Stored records
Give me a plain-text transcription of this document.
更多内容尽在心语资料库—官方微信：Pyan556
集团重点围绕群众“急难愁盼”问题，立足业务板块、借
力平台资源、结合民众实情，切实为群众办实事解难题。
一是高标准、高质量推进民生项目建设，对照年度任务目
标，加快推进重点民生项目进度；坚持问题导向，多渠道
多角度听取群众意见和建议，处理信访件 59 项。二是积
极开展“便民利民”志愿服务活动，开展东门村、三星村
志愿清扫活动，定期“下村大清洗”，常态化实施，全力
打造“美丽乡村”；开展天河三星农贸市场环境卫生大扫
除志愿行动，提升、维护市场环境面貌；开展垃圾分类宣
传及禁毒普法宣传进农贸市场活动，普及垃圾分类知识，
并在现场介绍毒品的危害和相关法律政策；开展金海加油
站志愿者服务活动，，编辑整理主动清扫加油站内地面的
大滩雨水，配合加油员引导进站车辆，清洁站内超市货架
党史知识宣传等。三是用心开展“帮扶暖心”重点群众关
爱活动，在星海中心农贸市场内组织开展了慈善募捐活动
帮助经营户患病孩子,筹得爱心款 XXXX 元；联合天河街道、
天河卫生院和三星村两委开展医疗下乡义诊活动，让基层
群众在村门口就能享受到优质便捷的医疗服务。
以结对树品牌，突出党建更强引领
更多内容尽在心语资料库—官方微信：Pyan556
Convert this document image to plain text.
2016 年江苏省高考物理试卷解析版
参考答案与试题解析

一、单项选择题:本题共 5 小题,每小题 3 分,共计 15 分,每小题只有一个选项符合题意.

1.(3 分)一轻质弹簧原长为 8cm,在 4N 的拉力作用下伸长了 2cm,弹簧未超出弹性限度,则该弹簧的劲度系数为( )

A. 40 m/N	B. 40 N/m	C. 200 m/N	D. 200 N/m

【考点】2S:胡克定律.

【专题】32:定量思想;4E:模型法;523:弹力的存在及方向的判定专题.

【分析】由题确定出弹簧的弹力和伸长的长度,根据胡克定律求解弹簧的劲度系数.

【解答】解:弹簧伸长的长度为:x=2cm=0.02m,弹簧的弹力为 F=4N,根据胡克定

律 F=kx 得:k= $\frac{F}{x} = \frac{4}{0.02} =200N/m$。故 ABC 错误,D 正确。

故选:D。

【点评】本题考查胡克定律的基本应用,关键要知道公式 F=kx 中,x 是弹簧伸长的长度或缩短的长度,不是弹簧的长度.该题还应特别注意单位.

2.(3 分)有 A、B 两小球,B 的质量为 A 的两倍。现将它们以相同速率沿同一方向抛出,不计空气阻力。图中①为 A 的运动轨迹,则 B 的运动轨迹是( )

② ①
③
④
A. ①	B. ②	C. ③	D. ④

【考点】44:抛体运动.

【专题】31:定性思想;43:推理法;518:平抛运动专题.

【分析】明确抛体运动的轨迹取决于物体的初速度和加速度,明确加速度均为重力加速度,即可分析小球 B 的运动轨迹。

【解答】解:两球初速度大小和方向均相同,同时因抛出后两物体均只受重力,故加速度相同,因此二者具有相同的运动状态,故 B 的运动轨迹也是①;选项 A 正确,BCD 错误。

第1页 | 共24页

» Set task: Would you give the material above again, complete and exact?

» Exercise answer:
Give me a plain-text transcription of this document.
更多内容尽在心语资料库—官方微信：Pyan556
集团重点围绕群众“急难愁盼”问题，立足业务板块、借
力平台资源、结合民众实情，切实为群众办实事解难题。
一是高标准、高质量推进民生项目建设，对照年度任务目
标，加快推进重点民生项目进度；坚持问题导向，多渠道
多角度听取群众意见和建议，处理信访件 59 项。二是积
极开展“便民利民”志愿服务活动，开展东门村、三星村
志愿清扫活动，定期“下村大清洗”，常态化实施，全力
打造“美丽乡村”；开展天河三星农贸市场环境卫生大扫
除志愿行动，提升、维护市场环境面貌；开展垃圾分类宣
传及禁毒普法宣传进农贸市场活动，普及垃圾分类知识，
并在现场介绍毒品的危害和相关法律政策；开展金海加油
站志愿者服务活动，，编辑整理主动清扫加油站内地面的
大滩雨水，配合加油员引导进站车辆，清洁站内超市货架
党史知识宣传等。三是用心开展“帮扶暖心”重点群众关
爱活动，在星海中心农贸市场内组织开展了慈善募捐活动
帮助经营户患病孩子,筹得爱心款 XXXX 元；联合天河街道、
天河卫生院和三星村两委开展医疗下乡义诊活动，让基层
群众在村门口就能享受到优质便捷的医疗服务。
以结对树品牌，突出党建更强引领
更多内容尽在心语资料库—官方微信：Pyan556
Convert this document image to plain text.
2016 年江苏省高考物理试卷解析版
参考答案与试题解析

一、单项选择题:本题共 5 小题,每小题 3 分,共计 15 分,每小题只有一个选项符合题意.

1.(3 分)一轻质弹簧原长为 8cm,在 4N 的拉力作用下伸长了 2cm,弹簧未超出弹性限度,则该弹簧的劲度系数为( )

A. 40 m/N	B. 40 N/m	C. 200 m/N	D. 200 N/m

【考点】2S:胡克定律.

【专题】32:定量思想;4E:模型法;523:弹力的存在及方向的判定专题.

【分析】由题确定出弹簧的弹力和伸长的长度,根据胡克定律求解弹簧的劲度系数.

【解答】解:弹簧伸长的长度为:x=2cm=0.02m,弹簧的弹力为 F=4N,根据胡克定

律 F=kx 得:k= $\frac{F}{x} = \frac{4}{0.02} =200N/m$。故 ABC 错误,D 正确。

故选:D。

【点评】本题考查胡克定律的基本应用,关键要知道公式 F=kx 中,x 是弹簧伸长的长度或缩短的长度,不是弹簧的长度.该题还应特别注意单位.

2.(3 分)有 A、B 两小球,B 的质量为 A 的两倍。现将它们以相同速率沿同一方向抛出,不计空气阻力。图中①为 A 的运动轨迹,则 B 的运动轨迹是( )

② ①
③
④
A. ①	B. ②	C. ③	D. ④

【考点】44:抛体运动.

【专题】31:定性思想;43:推理法;518:平抛运动专题.

【分析】明确抛体运动的轨迹取决于物体的初速度和加速度,明确加速度均为重力加速度,即可分析小球 B 的运动轨迹。

【解答】解:两球初速度大小和方向均相同,同时因抛出后两物体均只受重力,故加速度相同,因此二者具有相同的运动状态,故 B 的运动轨迹也是①;选项 A 正确,BCD 错误。

第1页 | 共24页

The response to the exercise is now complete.